##### Available records
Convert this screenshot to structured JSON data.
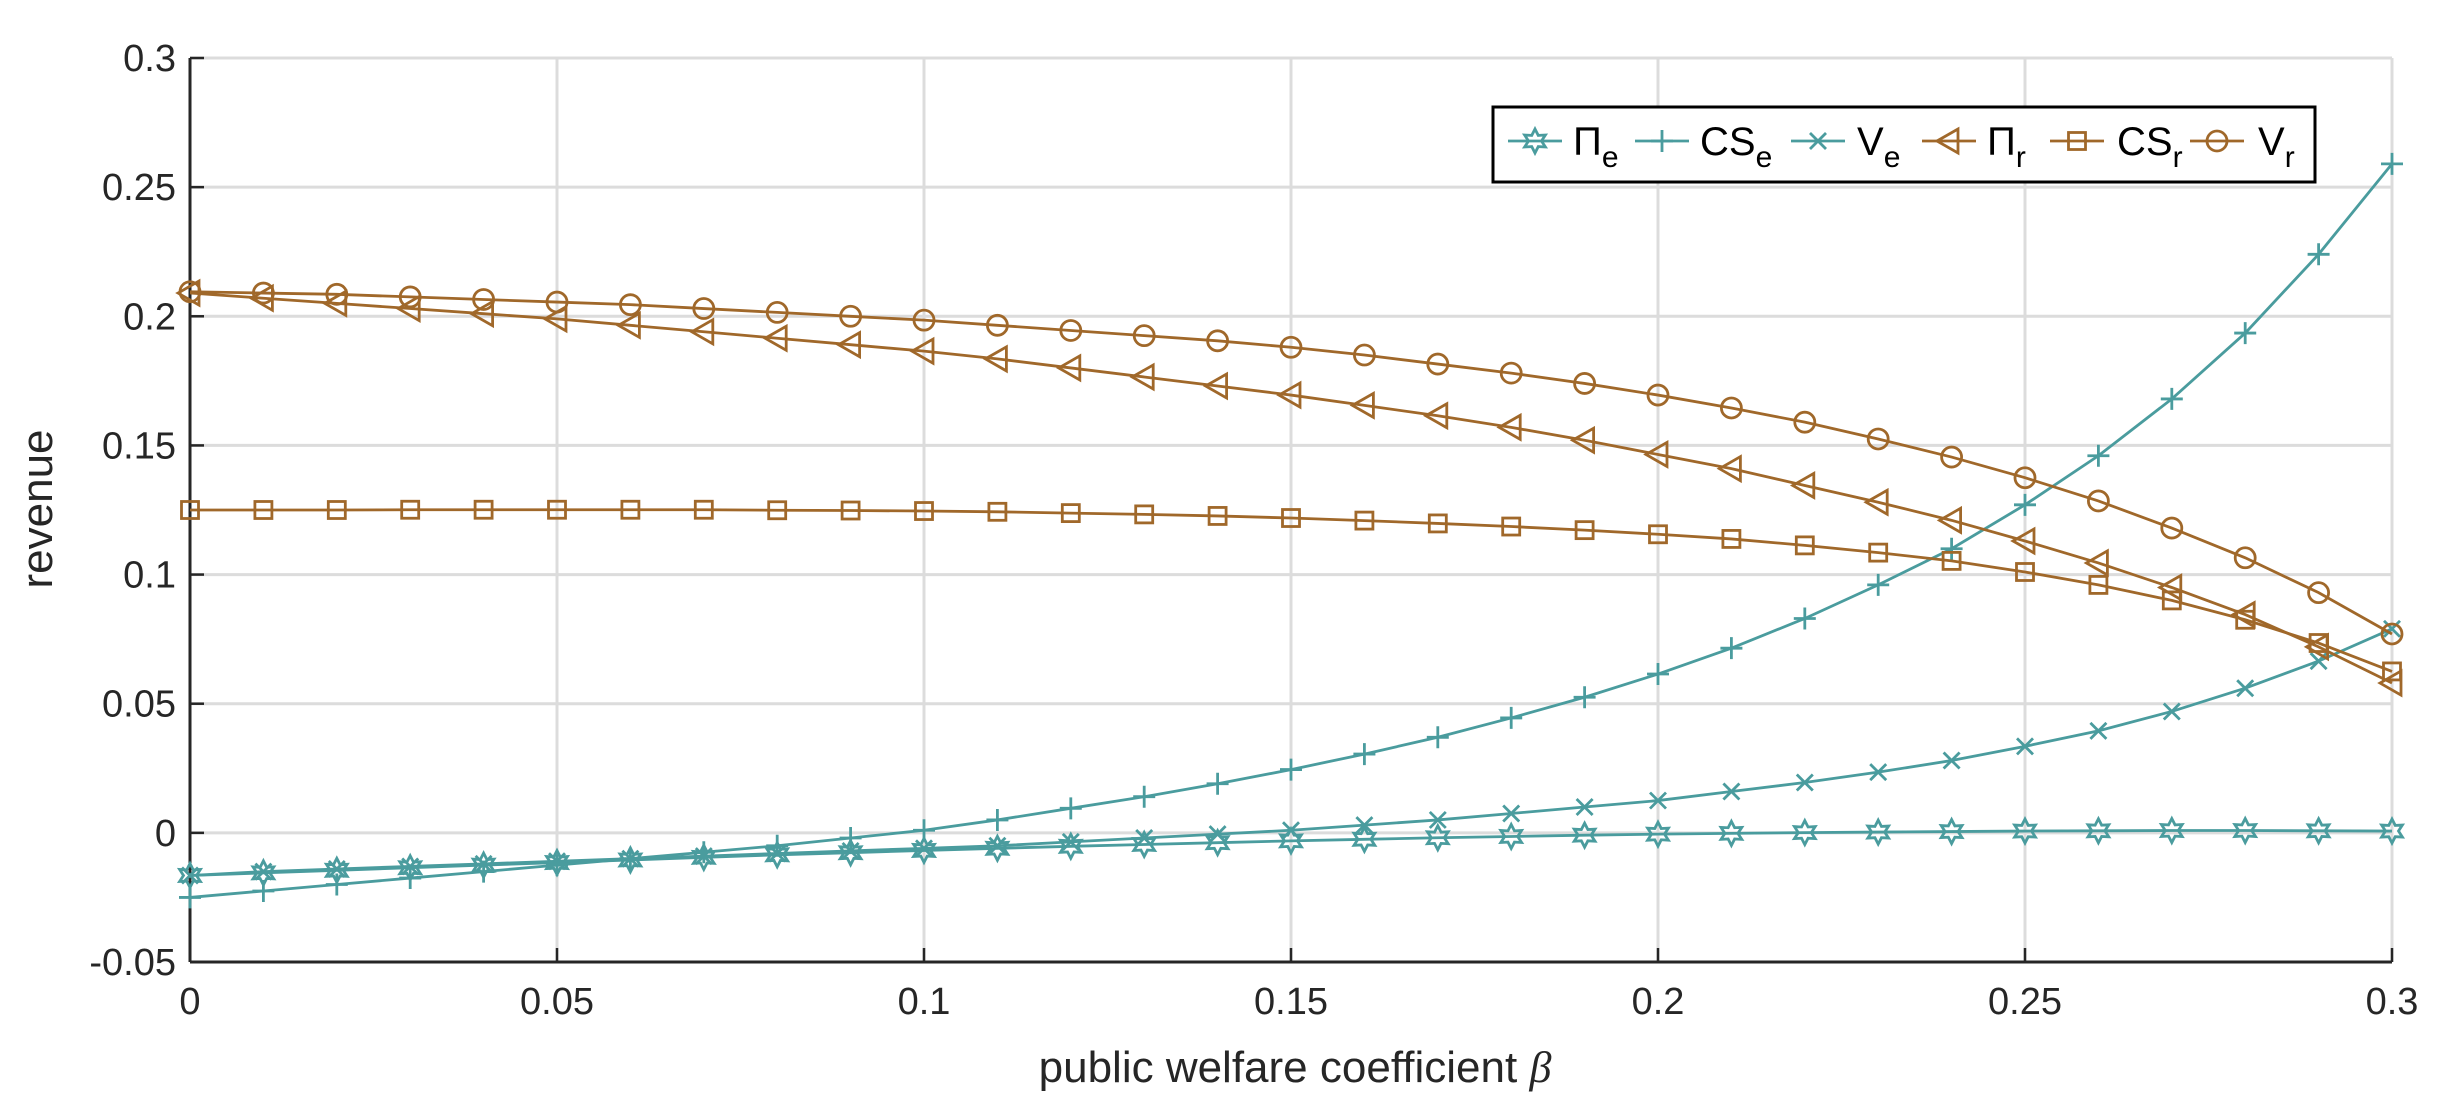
{
  "chart_data": {
    "type": "line",
    "title": "",
    "xlabel": "public welfare coefficient",
    "xlabel_symbol": "β",
    "ylabel": "revenue",
    "xlim": [
      0,
      0.3
    ],
    "ylim": [
      -0.05,
      0.3
    ],
    "grid": true,
    "legend_position": "top-right",
    "x_ticks": [
      "0",
      "0.05",
      "0.1",
      "0.15",
      "0.2",
      "0.25",
      "0.3"
    ],
    "y_ticks": [
      "-0.05",
      "0",
      "0.05",
      "0.1",
      "0.15",
      "0.2",
      "0.25",
      "0.3"
    ],
    "x": [
      0,
      0.01,
      0.02,
      0.03,
      0.04,
      0.05,
      0.06,
      0.07,
      0.08,
      0.09,
      0.1,
      0.11,
      0.12,
      0.13,
      0.14,
      0.15,
      0.16,
      0.17,
      0.18,
      0.19,
      0.2,
      0.21,
      0.22,
      0.23,
      0.24,
      0.25,
      0.26,
      0.27,
      0.28,
      0.29,
      0.3
    ],
    "series": [
      {
        "name": "Π",
        "subscript": "e",
        "marker": "hexagram",
        "color": "#4a9c9e",
        "values": [
          -0.0165,
          -0.0155,
          -0.0145,
          -0.0135,
          -0.0125,
          -0.0115,
          -0.0105,
          -0.0095,
          -0.0085,
          -0.0077,
          -0.0068,
          -0.006,
          -0.0052,
          -0.0045,
          -0.0038,
          -0.0031,
          -0.0025,
          -0.0019,
          -0.0014,
          -0.0009,
          -0.0005,
          -0.0002,
          0.0001,
          0.0003,
          0.0005,
          0.0007,
          0.0008,
          0.0009,
          0.0009,
          0.0008,
          0.0007
        ]
      },
      {
        "name": "CS",
        "subscript": "e",
        "marker": "plus",
        "color": "#4a9c9e",
        "values": [
          -0.025,
          -0.0225,
          -0.02,
          -0.0175,
          -0.015,
          -0.0125,
          -0.01,
          -0.0075,
          -0.005,
          -0.002,
          0.001,
          0.005,
          0.0095,
          0.014,
          0.019,
          0.0245,
          0.0305,
          0.037,
          0.0445,
          0.0525,
          0.0615,
          0.0715,
          0.083,
          0.096,
          0.11,
          0.127,
          0.146,
          0.168,
          0.1935,
          0.224,
          0.259
        ]
      },
      {
        "name": "V",
        "subscript": "e",
        "marker": "cross",
        "color": "#4a9c9e",
        "values": [
          -0.0165,
          -0.015,
          -0.014,
          -0.013,
          -0.012,
          -0.011,
          -0.01,
          -0.009,
          -0.008,
          -0.007,
          -0.006,
          -0.005,
          -0.0035,
          -0.002,
          -0.0005,
          0.001,
          0.003,
          0.005,
          0.0075,
          0.01,
          0.0125,
          0.016,
          0.0195,
          0.0235,
          0.028,
          0.0335,
          0.0395,
          0.047,
          0.056,
          0.0665,
          0.079
        ]
      },
      {
        "name": "Π",
        "subscript": "r",
        "marker": "triangle-left",
        "color": "#a0682a",
        "values": [
          0.209,
          0.207,
          0.205,
          0.203,
          0.201,
          0.199,
          0.1965,
          0.194,
          0.1915,
          0.189,
          0.1865,
          0.1835,
          0.18,
          0.1765,
          0.173,
          0.1695,
          0.1655,
          0.1615,
          0.157,
          0.152,
          0.1465,
          0.141,
          0.1345,
          0.128,
          0.121,
          0.113,
          0.1045,
          0.095,
          0.0845,
          0.072,
          0.058
        ]
      },
      {
        "name": "CS",
        "subscript": "r",
        "marker": "square",
        "color": "#a0682a",
        "values": [
          0.125,
          0.125,
          0.125,
          0.1251,
          0.1251,
          0.1251,
          0.1251,
          0.1251,
          0.1249,
          0.1248,
          0.1246,
          0.1243,
          0.1238,
          0.1233,
          0.1227,
          0.1219,
          0.1209,
          0.1198,
          0.1186,
          0.1172,
          0.1156,
          0.1138,
          0.1113,
          0.1085,
          0.1053,
          0.101,
          0.096,
          0.09,
          0.0825,
          0.0735,
          0.0625
        ]
      },
      {
        "name": "V",
        "subscript": "r",
        "marker": "circle",
        "color": "#a0682a",
        "values": [
          0.2095,
          0.209,
          0.2085,
          0.2075,
          0.2065,
          0.2055,
          0.2045,
          0.203,
          0.2015,
          0.2,
          0.1985,
          0.1965,
          0.1945,
          0.1925,
          0.1905,
          0.188,
          0.185,
          0.1815,
          0.178,
          0.174,
          0.1695,
          0.1645,
          0.159,
          0.1525,
          0.1455,
          0.1375,
          0.1285,
          0.118,
          0.1065,
          0.093,
          0.077
        ]
      }
    ]
  }
}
##########
Problem to work on: Exactly as written, return every line of the listing, but not the pictures.

Response to the exercise:
Convert this screenshot to structured JSON data.
{
  "chart_data": {
    "type": "line",
    "title": "",
    "xlabel": "public welfare coefficient",
    "xlabel_symbol": "β",
    "ylabel": "revenue",
    "xlim": [
      0,
      0.3
    ],
    "ylim": [
      -0.05,
      0.3
    ],
    "grid": true,
    "legend_position": "top-right",
    "x_ticks": [
      "0",
      "0.05",
      "0.1",
      "0.15",
      "0.2",
      "0.25",
      "0.3"
    ],
    "y_ticks": [
      "-0.05",
      "0",
      "0.05",
      "0.1",
      "0.15",
      "0.2",
      "0.25",
      "0.3"
    ],
    "x": [
      0,
      0.01,
      0.02,
      0.03,
      0.04,
      0.05,
      0.06,
      0.07,
      0.08,
      0.09,
      0.1,
      0.11,
      0.12,
      0.13,
      0.14,
      0.15,
      0.16,
      0.17,
      0.18,
      0.19,
      0.2,
      0.21,
      0.22,
      0.23,
      0.24,
      0.25,
      0.26,
      0.27,
      0.28,
      0.29,
      0.3
    ],
    "series": [
      {
        "name": "Π",
        "subscript": "e",
        "marker": "hexagram",
        "color": "#4a9c9e",
        "values": [
          -0.0165,
          -0.0155,
          -0.0145,
          -0.0135,
          -0.0125,
          -0.0115,
          -0.0105,
          -0.0095,
          -0.0085,
          -0.0077,
          -0.0068,
          -0.006,
          -0.0052,
          -0.0045,
          -0.0038,
          -0.0031,
          -0.0025,
          -0.0019,
          -0.0014,
          -0.0009,
          -0.0005,
          -0.0002,
          0.0001,
          0.0003,
          0.0005,
          0.0007,
          0.0008,
          0.0009,
          0.0009,
          0.0008,
          0.0007
        ]
      },
      {
        "name": "CS",
        "subscript": "e",
        "marker": "plus",
        "color": "#4a9c9e",
        "values": [
          -0.025,
          -0.0225,
          -0.02,
          -0.0175,
          -0.015,
          -0.0125,
          -0.01,
          -0.0075,
          -0.005,
          -0.002,
          0.001,
          0.005,
          0.0095,
          0.014,
          0.019,
          0.0245,
          0.0305,
          0.037,
          0.0445,
          0.0525,
          0.0615,
          0.0715,
          0.083,
          0.096,
          0.11,
          0.127,
          0.146,
          0.168,
          0.1935,
          0.224,
          0.259
        ]
      },
      {
        "name": "V",
        "subscript": "e",
        "marker": "cross",
        "color": "#4a9c9e",
        "values": [
          -0.0165,
          -0.015,
          -0.014,
          -0.013,
          -0.012,
          -0.011,
          -0.01,
          -0.009,
          -0.008,
          -0.007,
          -0.006,
          -0.005,
          -0.0035,
          -0.002,
          -0.0005,
          0.001,
          0.003,
          0.005,
          0.0075,
          0.01,
          0.0125,
          0.016,
          0.0195,
          0.0235,
          0.028,
          0.0335,
          0.0395,
          0.047,
          0.056,
          0.0665,
          0.079
        ]
      },
      {
        "name": "Π",
        "subscript": "r",
        "marker": "triangle-left",
        "color": "#a0682a",
        "values": [
          0.209,
          0.207,
          0.205,
          0.203,
          0.201,
          0.199,
          0.1965,
          0.194,
          0.1915,
          0.189,
          0.1865,
          0.1835,
          0.18,
          0.1765,
          0.173,
          0.1695,
          0.1655,
          0.1615,
          0.157,
          0.152,
          0.1465,
          0.141,
          0.1345,
          0.128,
          0.121,
          0.113,
          0.1045,
          0.095,
          0.0845,
          0.072,
          0.058
        ]
      },
      {
        "name": "CS",
        "subscript": "r",
        "marker": "square",
        "color": "#a0682a",
        "values": [
          0.125,
          0.125,
          0.125,
          0.1251,
          0.1251,
          0.1251,
          0.1251,
          0.1251,
          0.1249,
          0.1248,
          0.1246,
          0.1243,
          0.1238,
          0.1233,
          0.1227,
          0.1219,
          0.1209,
          0.1198,
          0.1186,
          0.1172,
          0.1156,
          0.1138,
          0.1113,
          0.1085,
          0.1053,
          0.101,
          0.096,
          0.09,
          0.0825,
          0.0735,
          0.0625
        ]
      },
      {
        "name": "V",
        "subscript": "r",
        "marker": "circle",
        "color": "#a0682a",
        "values": [
          0.2095,
          0.209,
          0.2085,
          0.2075,
          0.2065,
          0.2055,
          0.2045,
          0.203,
          0.2015,
          0.2,
          0.1985,
          0.1965,
          0.1945,
          0.1925,
          0.1905,
          0.188,
          0.185,
          0.1815,
          0.178,
          0.174,
          0.1695,
          0.1645,
          0.159,
          0.1525,
          0.1455,
          0.1375,
          0.1285,
          0.118,
          0.1065,
          0.093,
          0.077
        ]
      }
    ]
  }
}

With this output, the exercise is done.